§ What the task asks
Write out the whole listing, matching it exactly.

§ Working data
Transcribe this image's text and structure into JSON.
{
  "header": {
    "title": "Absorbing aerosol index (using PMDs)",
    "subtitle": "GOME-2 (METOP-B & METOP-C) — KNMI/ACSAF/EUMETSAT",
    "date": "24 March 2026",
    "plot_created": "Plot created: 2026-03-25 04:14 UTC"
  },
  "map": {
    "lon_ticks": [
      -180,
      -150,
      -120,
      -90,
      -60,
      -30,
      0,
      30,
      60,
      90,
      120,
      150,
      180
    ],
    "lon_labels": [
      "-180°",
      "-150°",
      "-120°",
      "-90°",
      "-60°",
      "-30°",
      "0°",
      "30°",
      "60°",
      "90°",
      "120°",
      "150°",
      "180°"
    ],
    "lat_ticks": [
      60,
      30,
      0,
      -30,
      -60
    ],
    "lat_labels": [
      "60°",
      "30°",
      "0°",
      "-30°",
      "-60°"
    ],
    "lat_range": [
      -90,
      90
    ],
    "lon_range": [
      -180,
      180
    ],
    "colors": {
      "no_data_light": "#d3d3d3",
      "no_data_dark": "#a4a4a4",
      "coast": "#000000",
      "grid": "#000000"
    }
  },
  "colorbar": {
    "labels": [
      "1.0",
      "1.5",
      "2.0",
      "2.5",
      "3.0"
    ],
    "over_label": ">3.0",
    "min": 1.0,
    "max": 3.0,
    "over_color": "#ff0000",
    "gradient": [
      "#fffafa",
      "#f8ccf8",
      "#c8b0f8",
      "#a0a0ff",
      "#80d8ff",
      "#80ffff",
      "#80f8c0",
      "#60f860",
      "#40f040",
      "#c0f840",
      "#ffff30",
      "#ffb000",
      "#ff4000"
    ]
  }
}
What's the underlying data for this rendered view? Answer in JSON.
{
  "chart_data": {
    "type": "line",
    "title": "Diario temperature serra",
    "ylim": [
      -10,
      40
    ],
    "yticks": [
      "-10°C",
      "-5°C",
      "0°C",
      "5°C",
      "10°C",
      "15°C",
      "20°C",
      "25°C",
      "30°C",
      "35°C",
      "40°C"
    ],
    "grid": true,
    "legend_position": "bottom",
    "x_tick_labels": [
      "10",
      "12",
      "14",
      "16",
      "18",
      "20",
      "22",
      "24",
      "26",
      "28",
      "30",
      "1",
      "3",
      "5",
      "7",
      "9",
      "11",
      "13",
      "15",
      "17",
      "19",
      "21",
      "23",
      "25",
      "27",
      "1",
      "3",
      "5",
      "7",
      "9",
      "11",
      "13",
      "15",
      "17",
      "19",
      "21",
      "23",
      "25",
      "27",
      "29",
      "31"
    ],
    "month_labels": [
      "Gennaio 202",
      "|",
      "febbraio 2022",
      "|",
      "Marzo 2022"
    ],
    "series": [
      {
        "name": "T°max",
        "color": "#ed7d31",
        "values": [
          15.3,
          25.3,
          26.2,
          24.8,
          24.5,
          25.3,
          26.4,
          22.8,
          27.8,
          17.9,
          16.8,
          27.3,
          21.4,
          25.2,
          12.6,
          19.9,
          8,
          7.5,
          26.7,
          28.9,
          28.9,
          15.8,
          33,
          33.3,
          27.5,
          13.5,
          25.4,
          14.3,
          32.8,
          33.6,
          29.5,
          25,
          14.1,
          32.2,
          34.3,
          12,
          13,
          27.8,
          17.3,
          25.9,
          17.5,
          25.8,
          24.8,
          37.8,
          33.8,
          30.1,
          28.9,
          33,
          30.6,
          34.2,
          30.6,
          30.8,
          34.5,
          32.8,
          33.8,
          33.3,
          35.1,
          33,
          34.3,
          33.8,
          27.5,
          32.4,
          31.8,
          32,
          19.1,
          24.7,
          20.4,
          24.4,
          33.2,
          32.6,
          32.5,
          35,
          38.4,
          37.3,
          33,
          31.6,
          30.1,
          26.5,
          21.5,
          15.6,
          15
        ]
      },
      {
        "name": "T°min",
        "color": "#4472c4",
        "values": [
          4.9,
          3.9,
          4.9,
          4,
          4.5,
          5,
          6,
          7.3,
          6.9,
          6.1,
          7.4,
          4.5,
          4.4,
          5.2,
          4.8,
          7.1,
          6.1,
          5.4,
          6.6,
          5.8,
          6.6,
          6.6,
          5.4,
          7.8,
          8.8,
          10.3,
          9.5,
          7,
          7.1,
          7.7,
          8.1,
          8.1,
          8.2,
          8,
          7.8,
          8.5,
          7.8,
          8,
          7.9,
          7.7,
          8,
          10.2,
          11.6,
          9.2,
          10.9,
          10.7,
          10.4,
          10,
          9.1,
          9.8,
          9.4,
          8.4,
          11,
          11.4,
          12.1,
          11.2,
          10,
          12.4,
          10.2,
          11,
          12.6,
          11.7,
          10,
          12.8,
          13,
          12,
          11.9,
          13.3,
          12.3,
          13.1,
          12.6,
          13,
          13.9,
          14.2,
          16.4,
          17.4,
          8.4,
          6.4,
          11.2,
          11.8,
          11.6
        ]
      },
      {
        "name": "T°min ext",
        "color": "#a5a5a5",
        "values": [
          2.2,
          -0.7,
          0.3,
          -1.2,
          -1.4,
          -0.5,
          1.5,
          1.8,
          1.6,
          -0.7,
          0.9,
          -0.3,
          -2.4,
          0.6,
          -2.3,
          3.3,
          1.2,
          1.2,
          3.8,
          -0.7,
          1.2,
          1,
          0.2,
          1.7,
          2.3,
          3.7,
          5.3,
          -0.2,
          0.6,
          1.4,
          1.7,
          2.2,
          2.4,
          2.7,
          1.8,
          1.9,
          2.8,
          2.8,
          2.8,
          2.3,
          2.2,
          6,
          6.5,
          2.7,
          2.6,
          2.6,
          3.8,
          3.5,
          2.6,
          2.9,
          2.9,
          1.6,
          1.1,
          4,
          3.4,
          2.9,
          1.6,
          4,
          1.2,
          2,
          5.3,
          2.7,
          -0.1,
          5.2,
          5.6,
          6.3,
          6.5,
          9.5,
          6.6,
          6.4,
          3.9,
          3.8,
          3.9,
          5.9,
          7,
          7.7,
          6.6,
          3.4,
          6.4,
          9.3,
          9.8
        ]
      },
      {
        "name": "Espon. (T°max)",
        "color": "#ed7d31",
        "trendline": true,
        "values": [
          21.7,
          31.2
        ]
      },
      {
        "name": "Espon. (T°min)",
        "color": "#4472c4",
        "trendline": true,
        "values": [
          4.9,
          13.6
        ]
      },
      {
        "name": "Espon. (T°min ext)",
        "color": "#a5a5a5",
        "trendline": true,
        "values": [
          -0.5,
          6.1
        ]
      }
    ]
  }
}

§ Solution
Transcribe this image's text and structure into JSON.
{
  "header": {
    "title": "Absorbing aerosol index (using PMDs)",
    "subtitle": "GOME-2 (METOP-B & METOP-C) — KNMI/ACSAF/EUMETSAT",
    "date": "24 March 2026",
    "plot_created": "Plot created: 2026-03-25 04:14 UTC"
  },
  "map": {
    "lon_ticks": [
      -180,
      -150,
      -120,
      -90,
      -60,
      -30,
      0,
      30,
      60,
      90,
      120,
      150,
      180
    ],
    "lon_labels": [
      "-180°",
      "-150°",
      "-120°",
      "-90°",
      "-60°",
      "-30°",
      "0°",
      "30°",
      "60°",
      "90°",
      "120°",
      "150°",
      "180°"
    ],
    "lat_ticks": [
      60,
      30,
      0,
      -30,
      -60
    ],
    "lat_labels": [
      "60°",
      "30°",
      "0°",
      "-30°",
      "-60°"
    ],
    "lat_range": [
      -90,
      90
    ],
    "lon_range": [
      -180,
      180
    ],
    "colors": {
      "no_data_light": "#d3d3d3",
      "no_data_dark": "#a4a4a4",
      "coast": "#000000",
      "grid": "#000000"
    }
  },
  "colorbar": {
    "labels": [
      "1.0",
      "1.5",
      "2.0",
      "2.5",
      "3.0"
    ],
    "over_label": ">3.0",
    "min": 1.0,
    "max": 3.0,
    "over_color": "#ff0000",
    "gradient": [
      "#fffafa",
      "#f8ccf8",
      "#c8b0f8",
      "#a0a0ff",
      "#80d8ff",
      "#80ffff",
      "#80f8c0",
      "#60f860",
      "#40f040",
      "#c0f840",
      "#ffff30",
      "#ffb000",
      "#ff4000"
    ]
  }
}
What's the underlying data for this rendered view? Answer in JSON.
{
  "chart_data": {
    "type": "line",
    "title": "Diario temperature serra",
    "ylim": [
      -10,
      40
    ],
    "yticks": [
      "-10°C",
      "-5°C",
      "0°C",
      "5°C",
      "10°C",
      "15°C",
      "20°C",
      "25°C",
      "30°C",
      "35°C",
      "40°C"
    ],
    "grid": true,
    "legend_position": "bottom",
    "x_tick_labels": [
      "10",
      "12",
      "14",
      "16",
      "18",
      "20",
      "22",
      "24",
      "26",
      "28",
      "30",
      "1",
      "3",
      "5",
      "7",
      "9",
      "11",
      "13",
      "15",
      "17",
      "19",
      "21",
      "23",
      "25",
      "27",
      "1",
      "3",
      "5",
      "7",
      "9",
      "11",
      "13",
      "15",
      "17",
      "19",
      "21",
      "23",
      "25",
      "27",
      "29",
      "31"
    ],
    "month_labels": [
      "Gennaio 202",
      "|",
      "febbraio 2022",
      "|",
      "Marzo 2022"
    ],
    "series": [
      {
        "name": "T°max",
        "color": "#ed7d31",
        "values": [
          15.3,
          25.3,
          26.2,
          24.8,
          24.5,
          25.3,
          26.4,
          22.8,
          27.8,
          17.9,
          16.8,
          27.3,
          21.4,
          25.2,
          12.6,
          19.9,
          8,
          7.5,
          26.7,
          28.9,
          28.9,
          15.8,
          33,
          33.3,
          27.5,
          13.5,
          25.4,
          14.3,
          32.8,
          33.6,
          29.5,
          25,
          14.1,
          32.2,
          34.3,
          12,
          13,
          27.8,
          17.3,
          25.9,
          17.5,
          25.8,
          24.8,
          37.8,
          33.8,
          30.1,
          28.9,
          33,
          30.6,
          34.2,
          30.6,
          30.8,
          34.5,
          32.8,
          33.8,
          33.3,
          35.1,
          33,
          34.3,
          33.8,
          27.5,
          32.4,
          31.8,
          32,
          19.1,
          24.7,
          20.4,
          24.4,
          33.2,
          32.6,
          32.5,
          35,
          38.4,
          37.3,
          33,
          31.6,
          30.1,
          26.5,
          21.5,
          15.6,
          15
        ]
      },
      {
        "name": "T°min",
        "color": "#4472c4",
        "values": [
          4.9,
          3.9,
          4.9,
          4,
          4.5,
          5,
          6,
          7.3,
          6.9,
          6.1,
          7.4,
          4.5,
          4.4,
          5.2,
          4.8,
          7.1,
          6.1,
          5.4,
          6.6,
          5.8,
          6.6,
          6.6,
          5.4,
          7.8,
          8.8,
          10.3,
          9.5,
          7,
          7.1,
          7.7,
          8.1,
          8.1,
          8.2,
          8,
          7.8,
          8.5,
          7.8,
          8,
          7.9,
          7.7,
          8,
          10.2,
          11.6,
          9.2,
          10.9,
          10.7,
          10.4,
          10,
          9.1,
          9.8,
          9.4,
          8.4,
          11,
          11.4,
          12.1,
          11.2,
          10,
          12.4,
          10.2,
          11,
          12.6,
          11.7,
          10,
          12.8,
          13,
          12,
          11.9,
          13.3,
          12.3,
          13.1,
          12.6,
          13,
          13.9,
          14.2,
          16.4,
          17.4,
          8.4,
          6.4,
          11.2,
          11.8,
          11.6
        ]
      },
      {
        "name": "T°min ext",
        "color": "#a5a5a5",
        "values": [
          2.2,
          -0.7,
          0.3,
          -1.2,
          -1.4,
          -0.5,
          1.5,
          1.8,
          1.6,
          -0.7,
          0.9,
          -0.3,
          -2.4,
          0.6,
          -2.3,
          3.3,
          1.2,
          1.2,
          3.8,
          -0.7,
          1.2,
          1,
          0.2,
          1.7,
          2.3,
          3.7,
          5.3,
          -0.2,
          0.6,
          1.4,
          1.7,
          2.2,
          2.4,
          2.7,
          1.8,
          1.9,
          2.8,
          2.8,
          2.8,
          2.3,
          2.2,
          6,
          6.5,
          2.7,
          2.6,
          2.6,
          3.8,
          3.5,
          2.6,
          2.9,
          2.9,
          1.6,
          1.1,
          4,
          3.4,
          2.9,
          1.6,
          4,
          1.2,
          2,
          5.3,
          2.7,
          -0.1,
          5.2,
          5.6,
          6.3,
          6.5,
          9.5,
          6.6,
          6.4,
          3.9,
          3.8,
          3.9,
          5.9,
          7,
          7.7,
          6.6,
          3.4,
          6.4,
          9.3,
          9.8
        ]
      },
      {
        "name": "Espon. (T°max)",
        "color": "#ed7d31",
        "trendline": true,
        "values": [
          21.7,
          31.2
        ]
      },
      {
        "name": "Espon. (T°min)",
        "color": "#4472c4",
        "trendline": true,
        "values": [
          4.9,
          13.6
        ]
      },
      {
        "name": "Espon. (T°min ext)",
        "color": "#a5a5a5",
        "trendline": true,
        "values": [
          -0.5,
          6.1
        ]
      }
    ]
  }
}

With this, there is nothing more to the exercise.